━━━ Data for processing

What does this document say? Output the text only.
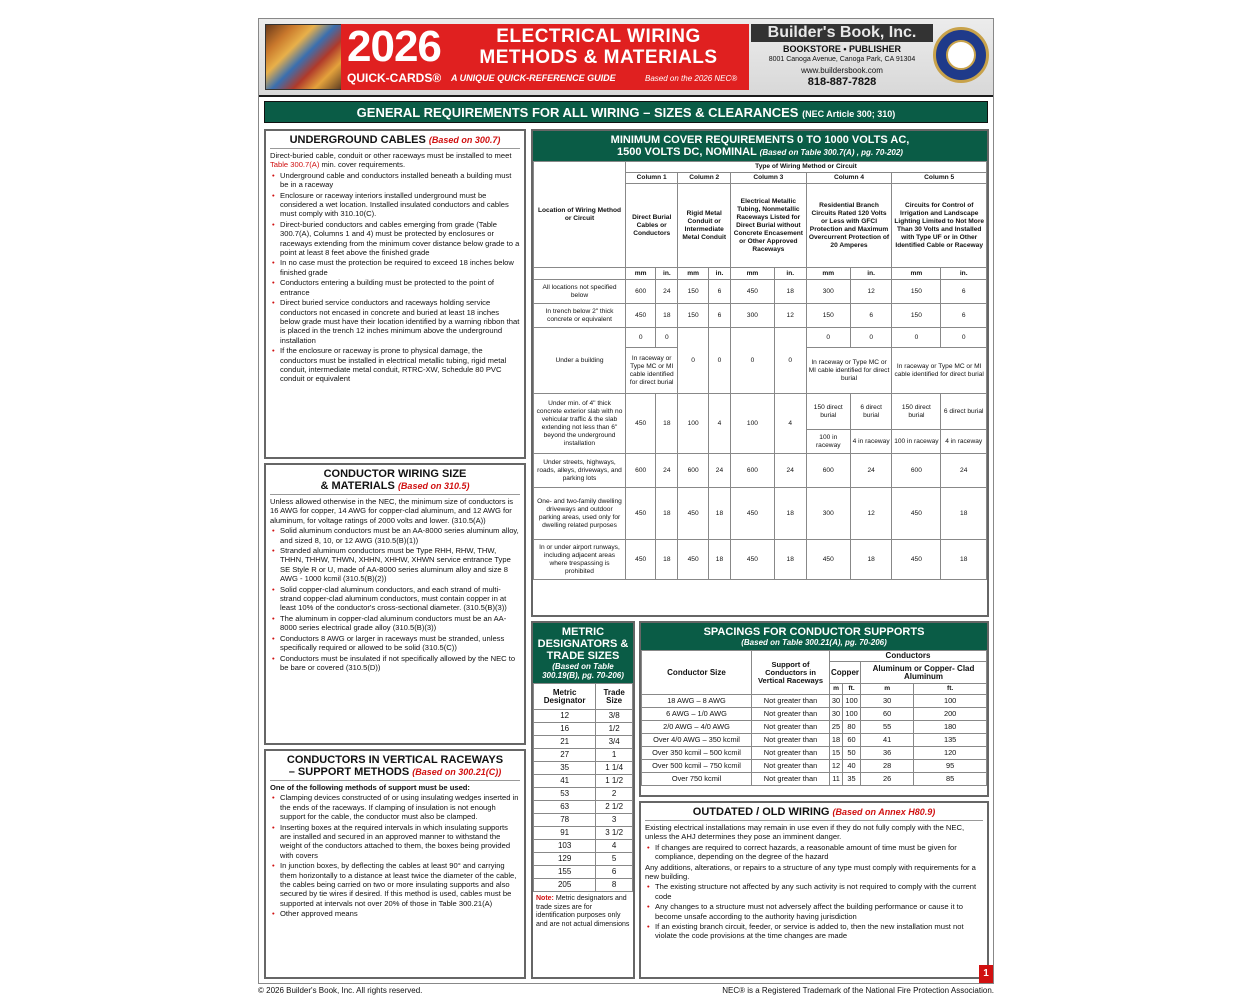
2026
QUICK-CARDS®
ELECTRICAL WIRING
METHODS & MATERIALS
A UNIQUE QUICK-REFERENCE GUIDE	Based on the 2026 NEC®
Builder's Book, Inc.
BOOKSTORE • PUBLISHER
8001 Canoga Avenue, Canoga Park, CA 91304
www.buildersbook.com
818-887-7828
GENERAL REQUIREMENTS FOR ALL WIRING – SIZES & CLEARANCES (NEC Article 300; 310)
UNDERGROUND CABLES (Based on 300.7)
Direct-buried cable, conduit or other raceways must be installed to meet Table 300.7(A) min. cover requirements.
• Underground cable and conductors installed beneath a building must be in a raceway
• Enclosure or raceway interiors installed underground must be considered a wet location. Installed insulated conductors and cables must comply with 310.10(C).
• Direct-buried conductors and cables emerging from grade (Table 300.7(A), Columns 1 and 4) must be protected by enclosures or raceways extending from the minimum cover distance below grade to a point at least 8 feet above the finished grade
• In no case must the protection be required to exceed 18 inches below finished grade
• Conductors entering a building must be protected to the point of entrance
• Direct buried service conductors and raceways holding service conductors not encased in concrete and buried at least 18 inches below grade must have their location identified by a warning ribbon that is placed in the trench 12 inches minimum above the underground installation
• If the enclosure or raceway is prone to physical damage, the conductors must be installed in electrical metallic tubing, rigid metal conduit, intermediate metal conduit, RTRC-XW, Schedule 80 PVC conduit or equivalent
CONDUCTOR WIRING SIZE
& MATERIALS (Based on 310.5)
Unless allowed otherwise in the NEC, the minimum size of conductors is 16 AWG for copper, 14 AWG for copper-clad aluminum, and 12 AWG for aluminum, for voltage ratings of 2000 volts and lower. (310.5(A))
• Solid aluminum conductors must be an AA-8000 series aluminum alloy, and sized 8, 10, or 12 AWG (310.5(B)(1))
• Stranded aluminum conductors must be Type RHH, RHW, THW, THHN, THHW, THWN, XHHN, XHHW, XHWN service entrance Type SE Style R or U, made of AA-8000 series aluminum alloy and size 8 AWG - 1000 kcmil (310.5(B)(2))
• Solid copper-clad aluminum conductors, and each strand of multi-strand copper-clad aluminum conductors, must contain copper in at least 10% of the conductor's cross-sectional diameter. (310.5(B)(3))
• The aluminum in copper-clad aluminum conductors must be an AA-8000 series electrical grade alloy (310.5(B)(3))
• Conductors 8 AWG or larger in raceways must be stranded, unless specifically required or allowed to be solid (310.5(C))
• Conductors must be insulated if not specifically allowed by the NEC to be bare or covered (310.5(D))
CONDUCTORS IN VERTICAL RACEWAYS
– SUPPORT METHODS (Based on 300.21(C))
One of the following methods of support must be used:
• Clamping devices constructed of or using insulating wedges inserted in the ends of the raceways. If clamping of insulation is not enough support for the cable, the conductor must also be clamped.
• Inserting boxes at the required intervals in which insulating supports are installed and secured in an approved manner to withstand the weight of the conductors attached to them, the boxes being provided with covers
• In junction boxes, by deflecting the cables at least 90° and carrying them horizontally to a distance at least twice the diameter of the cable, the cables being carried on two or more insulating supports and also secured by tie wires if desired. If this method is used, cables must be supported at intervals not over 20% of those in Table 300.21(A)
• Other approved means
MINIMUM COVER REQUIREMENTS 0 TO 1000 VOLTS AC,
1500 VOLTS DC, NOMINAL (Based on Table 300.7(A) , pg. 70-202)
Location of Wiring Method or Circuit	Type of Wiring Method or Circuit									
	Column 1		Column 2		Column 3		Column 4		Column 5	
	Direct Burial Cables or Conductors		Rigid Metal Conduit or Intermediate Metal Conduit		Electrical Metallic Tubing, Nonmetallic Raceways Listed for Direct Burial without Concrete Encasement or Other Approved Raceways		Residential Branch Circuits Rated 120 Volts or Less with GFCI Protection and Maximum Overcurrent Protection of 20 Amperes		Circuits for Control of Irrigation and Landscape Lighting Limited to Not More Than 30 Volts and Installed with Type UF or in Other Identified Cable or Raceway	
	mm	in.	mm	in.	mm	in.	mm	in.	mm	in.
All locations not specified below	600	24	150	6	450	18	300	12	150	6
In trench below 2" thick concrete or equivalent	450	18	150	6	300	12	150	6	150	6
Under a building	0	0	0	0	0	0	0	0	0	0
	In raceway or Type MC or MI cable identified for direct burial						In raceway or Type MC or MI cable identified for direct burial		In raceway or Type MC or MI cable identified for direct burial	
Under min. of 4" thick concrete exterior slab with no vehicular traffic & the slab extending not less than 6" beyond the underground installation	450	18	100	4	100	4	150 direct burial	6 direct burial	150 direct burial	6 direct burial
							100 in raceway	4 in raceway	100 in raceway	4 in raceway
Under streets, highways, roads, alleys, driveways, and parking lots	600	24	600	24	600	24	600	24	600	24
One- and two-family dwelling driveways and outdoor parking areas, used only for dwelling related purposes	450	18	450	18	450	18	300	12	450	18
In or under airport runways, including adjacent areas where trespassing is prohibited	450	18	450	18	450	18	450	18	450	18
METRIC DESIGNATORS & TRADE SIZES
(Based on Table 300.19(B), pg. 70-206)
Metric Designator	Trade Size
12	3/8
16	1/2
21	3/4
27	1
35	1 1/4
41	1 1/2
53	2
63	2 1/2
78	3
91	3 1/2
103	4
129	5
155	6
205	8
Note: Metric designators and trade sizes are for identification purposes only and are not actual dimensions
SPACINGS FOR CONDUCTOR SUPPORTS
(Based on Table 300.21(A), pg. 70-206)
Conductor Size	Support of Conductors in Vertical Raceways	Conductors			
		Copper		Aluminum or Copper- Clad Aluminum	
		m	ft.	m	ft.
18 AWG – 8 AWG	Not greater than	30	100	30	100
6 AWG – 1/0 AWG	Not greater than	30	100	60	200
2/0 AWG – 4/0 AWG	Not greater than	25	80	55	180
Over 4/0 AWG – 350 kcmil	Not greater than	18	60	41	135
Over 350 kcmil – 500 kcmil	Not greater than	15	50	36	120
Over 500 kcmil – 750 kcmil	Not greater than	12	40	28	95
Over 750 kcmil	Not greater than	11	35	26	85
OUTDATED / OLD WIRING (Based on Annex H80.9)
Existing electrical installations may remain in use even if they do not fully comply with the NEC, unless the AHJ determines they pose an imminent danger.
• If changes are required to correct hazards, a reasonable amount of time must be given for compliance, depending on the degree of the hazard
Any additions, alterations, or repairs to a structure of any type must comply with requirements for a new building.
• The existing structure not affected by any such activity is not required to comply with the current code
• Any changes to a structure must not adversely affect the building performance or cause it to become unsafe according to the authority having jurisdiction
• If an existing branch circuit, feeder, or service is added to, then the new installation must not violate the code provisions at the time changes are made
1
© 2026 Builder's Book, Inc. All rights reserved.	NEC® is a Registered Trademark of the National Fire Protection Association.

━━━━━━

▶ [Exercise goal]:
Every line is to be duplicated exactly, though pictures stay out.

▶ [Reply to the exercise]:
What does this document say? Output the text only.
2026
QUICK-CARDS®
ELECTRICAL WIRING
METHODS & MATERIALS
A UNIQUE QUICK-REFERENCE GUIDE	Based on the 2026 NEC®
Builder's Book, Inc.
BOOKSTORE • PUBLISHER
8001 Canoga Avenue, Canoga Park, CA 91304
www.buildersbook.com
818-887-7828
GENERAL REQUIREMENTS FOR ALL WIRING – SIZES & CLEARANCES (NEC Article 300; 310)
UNDERGROUND CABLES (Based on 300.7)
Direct-buried cable, conduit or other raceways must be installed to meet Table 300.7(A) min. cover requirements.
• Underground cable and conductors installed beneath a building must be in a raceway
• Enclosure or raceway interiors installed underground must be considered a wet location. Installed insulated conductors and cables must comply with 310.10(C).
• Direct-buried conductors and cables emerging from grade (Table 300.7(A), Columns 1 and 4) must be protected by enclosures or raceways extending from the minimum cover distance below grade to a point at least 8 feet above the finished grade
• In no case must the protection be required to exceed 18 inches below finished grade
• Conductors entering a building must be protected to the point of entrance
• Direct buried service conductors and raceways holding service conductors not encased in concrete and buried at least 18 inches below grade must have their location identified by a warning ribbon that is placed in the trench 12 inches minimum above the underground installation
• If the enclosure or raceway is prone to physical damage, the conductors must be installed in electrical metallic tubing, rigid metal conduit, intermediate metal conduit, RTRC-XW, Schedule 80 PVC conduit or equivalent
CONDUCTOR WIRING SIZE
& MATERIALS (Based on 310.5)
Unless allowed otherwise in the NEC, the minimum size of conductors is 16 AWG for copper, 14 AWG for copper-clad aluminum, and 12 AWG for aluminum, for voltage ratings of 2000 volts and lower. (310.5(A))
• Solid aluminum conductors must be an AA-8000 series aluminum alloy, and sized 8, 10, or 12 AWG (310.5(B)(1))
• Stranded aluminum conductors must be Type RHH, RHW, THW, THHN, THHW, THWN, XHHN, XHHW, XHWN service entrance Type SE Style R or U, made of AA-8000 series aluminum alloy and size 8 AWG - 1000 kcmil (310.5(B)(2))
• Solid copper-clad aluminum conductors, and each strand of multi-strand copper-clad aluminum conductors, must contain copper in at least 10% of the conductor's cross-sectional diameter. (310.5(B)(3))
• The aluminum in copper-clad aluminum conductors must be an AA-8000 series electrical grade alloy (310.5(B)(3))
• Conductors 8 AWG or larger in raceways must be stranded, unless specifically required or allowed to be solid (310.5(C))
• Conductors must be insulated if not specifically allowed by the NEC to be bare or covered (310.5(D))
CONDUCTORS IN VERTICAL RACEWAYS
– SUPPORT METHODS (Based on 300.21(C))
One of the following methods of support must be used:
• Clamping devices constructed of or using insulating wedges inserted in the ends of the raceways. If clamping of insulation is not enough support for the cable, the conductor must also be clamped.
• Inserting boxes at the required intervals in which insulating supports are installed and secured in an approved manner to withstand the weight of the conductors attached to them, the boxes being provided with covers
• In junction boxes, by deflecting the cables at least 90° and carrying them horizontally to a distance at least twice the diameter of the cable, the cables being carried on two or more insulating supports and also secured by tie wires if desired. If this method is used, cables must be supported at intervals not over 20% of those in Table 300.21(A)
• Other approved means
MINIMUM COVER REQUIREMENTS 0 TO 1000 VOLTS AC,
1500 VOLTS DC, NOMINAL (Based on Table 300.7(A) , pg. 70-202)
Location of Wiring Method or Circuit	Type of Wiring Method or Circuit									
	Column 1		Column 2		Column 3		Column 4		Column 5	
	Direct Burial Cables or Conductors		Rigid Metal Conduit or Intermediate Metal Conduit		Electrical Metallic Tubing, Nonmetallic Raceways Listed for Direct Burial without Concrete Encasement or Other Approved Raceways		Residential Branch Circuits Rated 120 Volts or Less with GFCI Protection and Maximum Overcurrent Protection of 20 Amperes		Circuits for Control of Irrigation and Landscape Lighting Limited to Not More Than 30 Volts and Installed with Type UF or in Other Identified Cable or Raceway	
	mm	in.	mm	in.	mm	in.	mm	in.	mm	in.
All locations not specified below	600	24	150	6	450	18	300	12	150	6
In trench below 2" thick concrete or equivalent	450	18	150	6	300	12	150	6	150	6
Under a building	0	0	0	0	0	0	0	0	0	0
	In raceway or Type MC or MI cable identified for direct burial						In raceway or Type MC or MI cable identified for direct burial		In raceway or Type MC or MI cable identified for direct burial	
Under min. of 4" thick concrete exterior slab with no vehicular traffic & the slab extending not less than 6" beyond the underground installation	450	18	100	4	100	4	150 direct burial	6 direct burial	150 direct burial	6 direct burial
							100 in raceway	4 in raceway	100 in raceway	4 in raceway
Under streets, highways, roads, alleys, driveways, and parking lots	600	24	600	24	600	24	600	24	600	24
One- and two-family dwelling driveways and outdoor parking areas, used only for dwelling related purposes	450	18	450	18	450	18	300	12	450	18
In or under airport runways, including adjacent areas where trespassing is prohibited	450	18	450	18	450	18	450	18	450	18
METRIC DESIGNATORS & TRADE SIZES
(Based on Table 300.19(B), pg. 70-206)
Metric Designator	Trade Size
12	3/8
16	1/2
21	3/4
27	1
35	1 1/4
41	1 1/2
53	2
63	2 1/2
78	3
91	3 1/2
103	4
129	5
155	6
205	8
Note: Metric designators and trade sizes are for identification purposes only and are not actual dimensions
SPACINGS FOR CONDUCTOR SUPPORTS
(Based on Table 300.21(A), pg. 70-206)
Conductor Size	Support of Conductors in Vertical Raceways	Conductors			
		Copper		Aluminum or Copper- Clad Aluminum	
		m	ft.	m	ft.
18 AWG – 8 AWG	Not greater than	30	100	30	100
6 AWG – 1/0 AWG	Not greater than	30	100	60	200
2/0 AWG – 4/0 AWG	Not greater than	25	80	55	180
Over 4/0 AWG – 350 kcmil	Not greater than	18	60	41	135
Over 350 kcmil – 500 kcmil	Not greater than	15	50	36	120
Over 500 kcmil – 750 kcmil	Not greater than	12	40	28	95
Over 750 kcmil	Not greater than	11	35	26	85
OUTDATED / OLD WIRING (Based on Annex H80.9)
Existing electrical installations may remain in use even if they do not fully comply with the NEC, unless the AHJ determines they pose an imminent danger.
• If changes are required to correct hazards, a reasonable amount of time must be given for compliance, depending on the degree of the hazard
Any additions, alterations, or repairs to a structure of any type must comply with requirements for a new building.
• The existing structure not affected by any such activity is not required to comply with the current code
• Any changes to a structure must not adversely affect the building performance or cause it to become unsafe according to the authority having jurisdiction
• If an existing branch circuit, feeder, or service is added to, then the new installation must not violate the code provisions at the time changes are made
1
© 2026 Builder's Book, Inc. All rights reserved.	NEC® is a Registered Trademark of the National Fire Protection Association.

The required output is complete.